(Boxed element entries)

· · · ·

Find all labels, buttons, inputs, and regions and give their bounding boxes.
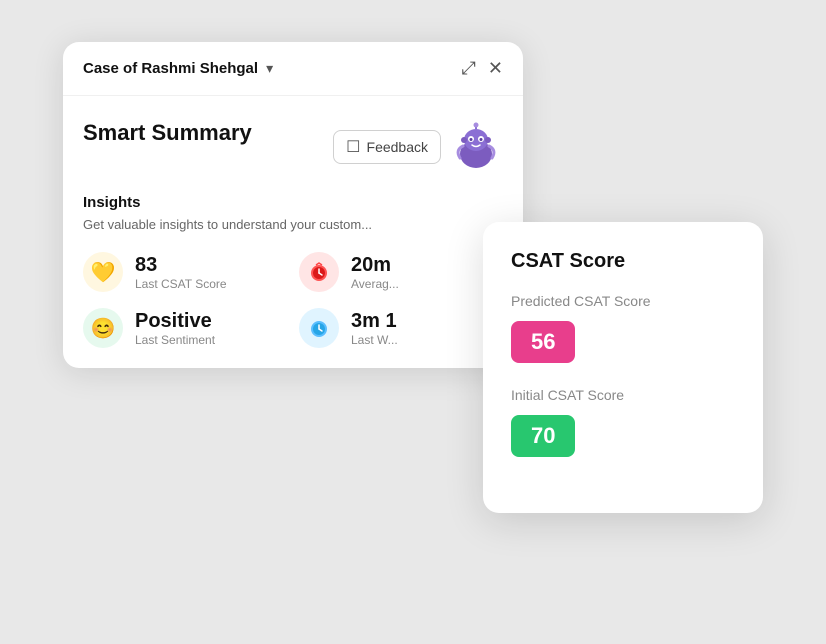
predicted-csat-label: Predicted CSAT Score: [511, 293, 735, 309]
feedback-icon: ☐: [346, 137, 360, 157]
card-header: Case of Rashmi Shehgal ▾ ⤢ ✕: [63, 42, 523, 96]
expand-icon[interactable]: ⤢: [462, 58, 476, 79]
avg-time-icon: [299, 252, 339, 292]
metrics-grid: 💛 83 Last CSAT Score: [83, 252, 503, 348]
header-actions: ⤢ ✕: [462, 58, 504, 79]
metric-last-wait: 3m 1 Last W...: [299, 308, 503, 348]
sentiment-icon: 😊: [83, 308, 123, 348]
metric-label-csat: Last CSAT Score: [135, 277, 227, 291]
metric-label-sentiment: Last Sentiment: [135, 333, 215, 347]
metric-last-csat: 💛 83 Last CSAT Score: [83, 252, 287, 292]
metric-sentiment: 😊 Positive Last Sentiment: [83, 308, 287, 348]
metric-value-csat: 83: [135, 253, 227, 277]
metric-text-avgtime: 20m Averag...: [351, 253, 399, 291]
metric-value-lastwait: 3m 1: [351, 309, 398, 333]
metric-label-lastwait: Last W...: [351, 333, 398, 347]
metric-avg-time: 20m Averag...: [299, 252, 503, 292]
csat-score-card: CSAT Score Predicted CSAT Score 56 Initi…: [483, 222, 763, 513]
smart-summary-title: Smart Summary: [83, 120, 252, 146]
header-title-group: Case of Rashmi Shehgal ▾: [83, 60, 273, 77]
initial-csat-label: Initial CSAT Score: [511, 387, 735, 403]
robot-mascot: [449, 120, 503, 174]
metric-text-csat: 83 Last CSAT Score: [135, 253, 227, 291]
smart-summary-section: Smart Summary ☐ Feedback: [63, 96, 523, 368]
main-card: Case of Rashmi Shehgal ▾ ⤢ ✕ Smart Summa…: [63, 42, 523, 368]
close-icon[interactable]: ✕: [488, 58, 503, 79]
insights-label: Insights: [83, 194, 503, 211]
metric-text-lastwait: 3m 1 Last W...: [351, 309, 398, 347]
feedback-button[interactable]: ☐ Feedback: [333, 130, 441, 164]
smart-summary-right: ☐ Feedback: [333, 120, 503, 174]
wait-time-icon: [299, 308, 339, 348]
case-title: Case of Rashmi Shehgal: [83, 60, 258, 77]
initial-csat-value: 70: [511, 415, 575, 457]
smart-summary-header: Smart Summary ☐ Feedback: [83, 120, 503, 174]
csat-score-icon: 💛: [83, 252, 123, 292]
chevron-down-icon[interactable]: ▾: [266, 60, 273, 77]
csat-card-title: CSAT Score: [511, 250, 735, 273]
metric-label-avgtime: Averag...: [351, 277, 399, 291]
metric-value-avgtime: 20m: [351, 253, 399, 277]
predicted-csat-value: 56: [511, 321, 575, 363]
metric-value-sentiment: Positive: [135, 309, 215, 333]
insights-desc: Get valuable insights to understand your…: [83, 217, 423, 232]
metric-text-sentiment: Positive Last Sentiment: [135, 309, 215, 347]
feedback-label: Feedback: [367, 139, 428, 155]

· · · ·

* [GIVEN PROBLEM]: Rewrite all the rows above with "Customer" substituted for every occurrence of "Rashmi Shehgal", keeping everything else the same. Leave the pictures out of your answer.

* [THE RESULT]:
Find all labels, buttons, inputs, and regions and give their bounding boxes.
predicted-csat-label: Predicted CSAT Score: [511, 293, 735, 309]
feedback-icon: ☐: [346, 137, 360, 157]
card-header: Case of Customer ▾ ⤢ ✕: [63, 42, 523, 96]
expand-icon[interactable]: ⤢: [462, 58, 476, 79]
avg-time-icon: [299, 252, 339, 292]
metrics-grid: 💛 83 Last CSAT Score: [83, 252, 503, 348]
header-actions: ⤢ ✕: [462, 58, 504, 79]
metric-last-wait: 3m 1 Last W...: [299, 308, 503, 348]
sentiment-icon: 😊: [83, 308, 123, 348]
metric-label-csat: Last CSAT Score: [135, 277, 227, 291]
metric-label-sentiment: Last Sentiment: [135, 333, 215, 347]
metric-last-csat: 💛 83 Last CSAT Score: [83, 252, 287, 292]
metric-sentiment: 😊 Positive Last Sentiment: [83, 308, 287, 348]
metric-value-csat: 83: [135, 253, 227, 277]
metric-text-avgtime: 20m Averag...: [351, 253, 399, 291]
metric-value-lastwait: 3m 1: [351, 309, 398, 333]
metric-label-lastwait: Last W...: [351, 333, 398, 347]
metric-avg-time: 20m Averag...: [299, 252, 503, 292]
csat-score-card: CSAT Score Predicted CSAT Score 56 Initi…: [483, 222, 763, 513]
smart-summary-title: Smart Summary: [83, 120, 252, 146]
header-title-group: Case of Customer ▾: [83, 60, 273, 77]
initial-csat-label: Initial CSAT Score: [511, 387, 735, 403]
robot-mascot: [449, 120, 503, 174]
metric-text-csat: 83 Last CSAT Score: [135, 253, 227, 291]
smart-summary-section: Smart Summary ☐ Feedback: [63, 96, 523, 368]
main-card: Case of Customer ▾ ⤢ ✕ Smart Summa…: [63, 42, 523, 368]
close-icon[interactable]: ✕: [488, 58, 503, 79]
insights-label: Insights: [83, 194, 503, 211]
metric-text-lastwait: 3m 1 Last W...: [351, 309, 398, 347]
feedback-button[interactable]: ☐ Feedback: [333, 130, 441, 164]
smart-summary-right: ☐ Feedback: [333, 120, 503, 174]
wait-time-icon: [299, 308, 339, 348]
case-title: Case of Customer: [83, 60, 258, 77]
initial-csat-value: 70: [511, 415, 575, 457]
smart-summary-header: Smart Summary ☐ Feedback: [83, 120, 503, 174]
csat-score-icon: 💛: [83, 252, 123, 292]
chevron-down-icon[interactable]: ▾: [266, 60, 273, 77]
csat-card-title: CSAT Score: [511, 250, 735, 273]
metric-label-avgtime: Averag...: [351, 277, 399, 291]
metric-value-avgtime: 20m: [351, 253, 399, 277]
predicted-csat-value: 56: [511, 321, 575, 363]
metric-value-sentiment: Positive: [135, 309, 215, 333]
insights-desc: Get valuable insights to understand your…: [83, 217, 423, 232]
metric-text-sentiment: Positive Last Sentiment: [135, 309, 215, 347]
feedback-label: Feedback: [367, 139, 428, 155]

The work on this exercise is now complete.